⟨

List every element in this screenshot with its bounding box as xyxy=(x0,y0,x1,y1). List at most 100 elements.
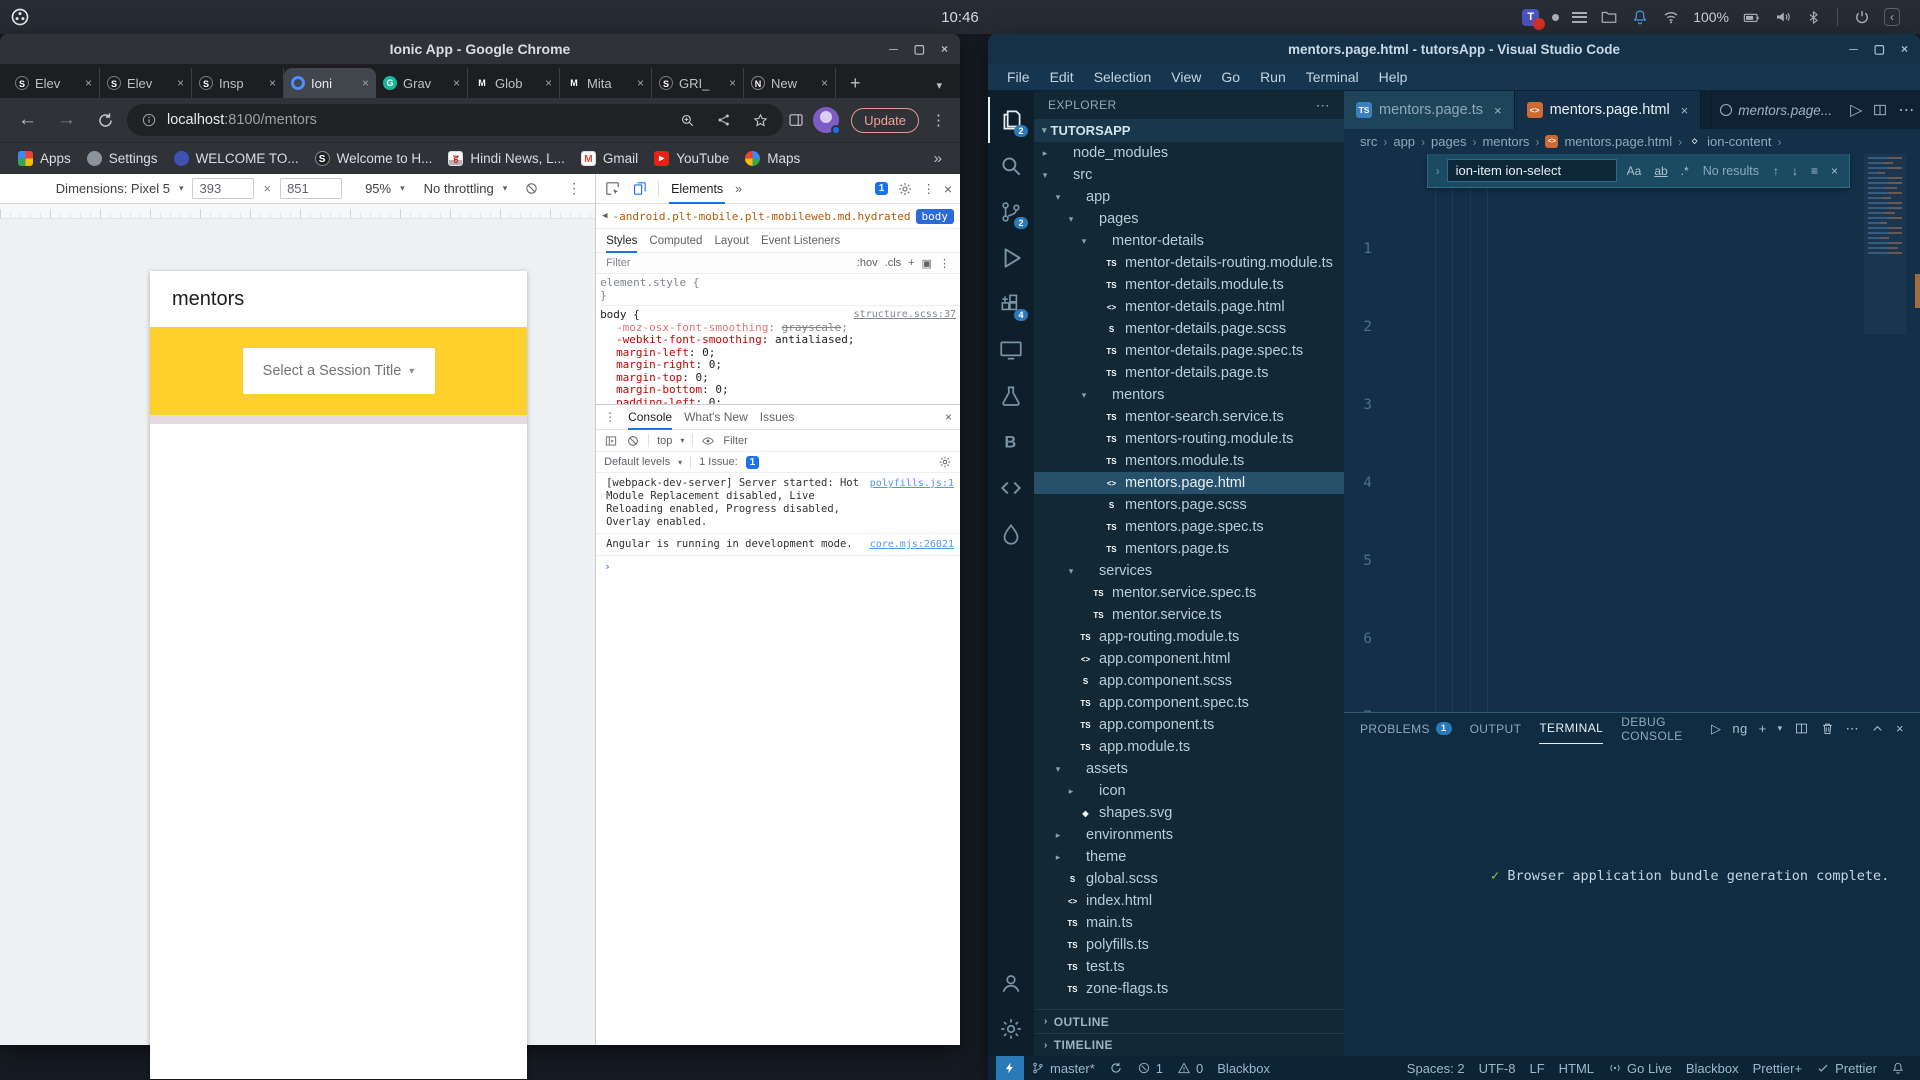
device-height-input[interactable]: 851 xyxy=(280,178,342,199)
breadcrumb-item[interactable]: ◇ ion-content › xyxy=(1688,134,1781,149)
tree-item[interactable]: ▾ mentors xyxy=(1034,384,1344,406)
run-file-icon[interactable]: ▷ xyxy=(1850,100,1862,120)
new-tab-button[interactable]: + xyxy=(836,73,875,98)
find-input[interactable]: ion-item ion-select xyxy=(1447,159,1617,182)
issues-badge[interactable]: 1 xyxy=(875,182,889,195)
activity-icon[interactable] xyxy=(988,1006,1034,1052)
panel-tab[interactable]: DEBUG CONSOLE xyxy=(1621,713,1693,744)
aux-editor-tab[interactable]: mentors.page... xyxy=(1711,91,1840,129)
console-filter-input[interactable]: Filter xyxy=(723,435,747,447)
menu-item[interactable]: Edit xyxy=(1041,67,1083,87)
status-item[interactable]: Spaces: 2 xyxy=(1400,1056,1472,1080)
forward-button[interactable]: → xyxy=(49,109,84,131)
share-icon[interactable] xyxy=(716,112,732,128)
tree-item[interactable]: ▸ environments xyxy=(1034,824,1344,846)
console-sidebar-icon[interactable] xyxy=(604,434,618,448)
reload-button[interactable] xyxy=(96,111,115,130)
breadcrumb-item[interactable]: app › xyxy=(1393,134,1425,149)
browser-tab[interactable]: N New × xyxy=(744,68,836,98)
tab-elements[interactable]: Elements xyxy=(669,174,725,204)
element-classes[interactable]: -android.plt-mobile.plt-mobileweb.md.hyd… xyxy=(612,210,910,223)
status-item[interactable] xyxy=(1102,1056,1130,1080)
activity-icon[interactable]: 2 xyxy=(988,189,1034,235)
device-dimensions-select[interactable]: Dimensions: Pixel 5 xyxy=(56,181,170,196)
tree-item[interactable]: TS mentor-details.page.spec.ts xyxy=(1034,340,1344,362)
new-terminal-icon[interactable]: + xyxy=(1759,721,1767,736)
console-message[interactable]: Angular is running in development mode. … xyxy=(596,534,960,556)
browser-tab[interactable]: G Grav × xyxy=(376,68,468,98)
maximize-button[interactable]: ▢ xyxy=(1874,42,1885,56)
status-item[interactable] xyxy=(1884,1056,1912,1080)
tree-item[interactable]: ▾ app xyxy=(1034,186,1344,208)
code-editor[interactable]: 1 <ion-header [translucent]="true"> 2 xyxy=(1344,154,1920,712)
device-zoom-select[interactable]: 95% xyxy=(365,181,391,196)
devtools-settings-icon[interactable] xyxy=(897,181,913,197)
bookmark-item[interactable]: M Gmail xyxy=(573,148,646,169)
split-editor-icon[interactable] xyxy=(1872,102,1888,118)
panel-tab[interactable]: PROBLEMS 1 xyxy=(1360,713,1452,744)
code-line[interactable]: 4 </ion-toolbar> xyxy=(1344,474,1864,494)
tree-item[interactable]: TS mentors.page.spec.ts xyxy=(1034,516,1344,538)
status-item[interactable]: Blackbox xyxy=(1210,1056,1277,1080)
activity-icon[interactable] xyxy=(988,960,1034,1006)
tree-item[interactable]: ▾ pages xyxy=(1034,208,1344,230)
find-prev-icon[interactable]: ↑ xyxy=(1770,163,1782,179)
tree-item[interactable]: TS mentor-details.page.ts xyxy=(1034,362,1344,384)
panel-tab[interactable]: OUTPUT xyxy=(1470,713,1522,744)
menu-item[interactable]: File xyxy=(998,67,1039,87)
breadcrumb-item[interactable]: pages › xyxy=(1431,134,1476,149)
back-button[interactable]: ← xyxy=(10,109,45,131)
browser-tab[interactable]: Ioni × xyxy=(284,68,376,98)
status-item[interactable]: Prettier+ xyxy=(1746,1056,1810,1080)
editor-tab[interactable]: TS mentors.page.ts × xyxy=(1344,91,1515,129)
tree-item[interactable]: TS main.ts xyxy=(1034,912,1344,934)
tab-close-icon[interactable]: × xyxy=(269,76,276,90)
zoom-icon[interactable] xyxy=(679,112,696,129)
find-in-selection-icon[interactable]: ≡ xyxy=(1808,163,1821,179)
timeline-section[interactable]: › TIMELINE xyxy=(1034,1033,1344,1056)
menu-item[interactable]: Help xyxy=(1370,67,1417,87)
status-item[interactable]: Go Live xyxy=(1601,1056,1679,1080)
site-info-icon[interactable] xyxy=(141,112,157,128)
code-line[interactable]: 3 <ion-title>mentors</ion-title> xyxy=(1344,396,1864,416)
tree-item[interactable]: <> app.component.html xyxy=(1034,648,1344,670)
code-line[interactable]: 2 <ion-toolbar> xyxy=(1344,318,1864,338)
activity-icon[interactable] xyxy=(988,373,1034,419)
bookmark-item[interactable]: Apps xyxy=(10,148,79,169)
status-item[interactable]: master* xyxy=(1024,1056,1102,1080)
tree-item[interactable]: <> mentors.page.html xyxy=(1034,472,1344,494)
workspace-root-row[interactable]: ▾ TUTORSAPP xyxy=(1034,119,1344,142)
tree-item[interactable]: TS zone-flags.ts xyxy=(1034,978,1344,1000)
close-button[interactable]: × xyxy=(1901,42,1908,56)
status-item[interactable]: LF xyxy=(1522,1056,1551,1080)
status-item[interactable]: HTML xyxy=(1552,1056,1601,1080)
activity-icon[interactable] xyxy=(988,327,1034,373)
source-link[interactable]: polyfills.js:1 xyxy=(870,477,954,529)
tree-item[interactable]: TS test.ts xyxy=(1034,956,1344,978)
activity-icon[interactable]: 4 xyxy=(988,281,1034,327)
devtools-close-icon[interactable]: × xyxy=(944,181,952,197)
tree-item[interactable]: TS mentors.page.ts xyxy=(1034,538,1344,560)
cls-toggle[interactable]: .cls xyxy=(885,257,902,270)
tab-close-icon[interactable]: × xyxy=(545,76,552,90)
tab-computed[interactable]: Computed xyxy=(649,235,702,247)
bookmark-item[interactable]: ▸ YouTube xyxy=(646,148,737,169)
console-tab[interactable]: Console xyxy=(628,405,672,430)
styles-filter-input[interactable]: Filter xyxy=(606,257,630,269)
selected-element-badge[interactable]: body xyxy=(916,209,955,224)
tree-item[interactable]: TS mentor.service.ts xyxy=(1034,604,1344,626)
code-line[interactable]: 1 <ion-header [translucent]="true"> xyxy=(1344,240,1864,260)
bookmarks-overflow-icon[interactable]: » xyxy=(934,150,950,167)
css-property[interactable]: padding-left: 0; xyxy=(600,397,960,405)
tab-close-icon[interactable]: × xyxy=(729,76,736,90)
activity-icon[interactable]: 2 xyxy=(988,97,1034,143)
new-rule-icon[interactable]: + xyxy=(908,257,914,270)
status-item[interactable]: Prettier xyxy=(1809,1056,1884,1080)
tree-item[interactable]: ▸ icon xyxy=(1034,780,1344,802)
element-style-rule[interactable]: element.style { xyxy=(600,276,699,289)
minimize-button[interactable]: ─ xyxy=(1849,42,1858,56)
tree-item[interactable]: TS polyfills.ts xyxy=(1034,934,1344,956)
tab-search-icon[interactable]: ▾ xyxy=(918,79,960,98)
tree-item[interactable]: <> mentor-details.page.html xyxy=(1034,296,1344,318)
stylesheet-link[interactable]: structure.scss:37 xyxy=(854,309,956,322)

⟩

List every line above that contains the string "elements", matching case exactly.

== Finished exercise ==
List every element in this screenshot with its bounding box as xyxy=(x0,y0,x1,y1). List at most 100 elements.
tab-elements[interactable]: Elements xyxy=(669,174,725,204)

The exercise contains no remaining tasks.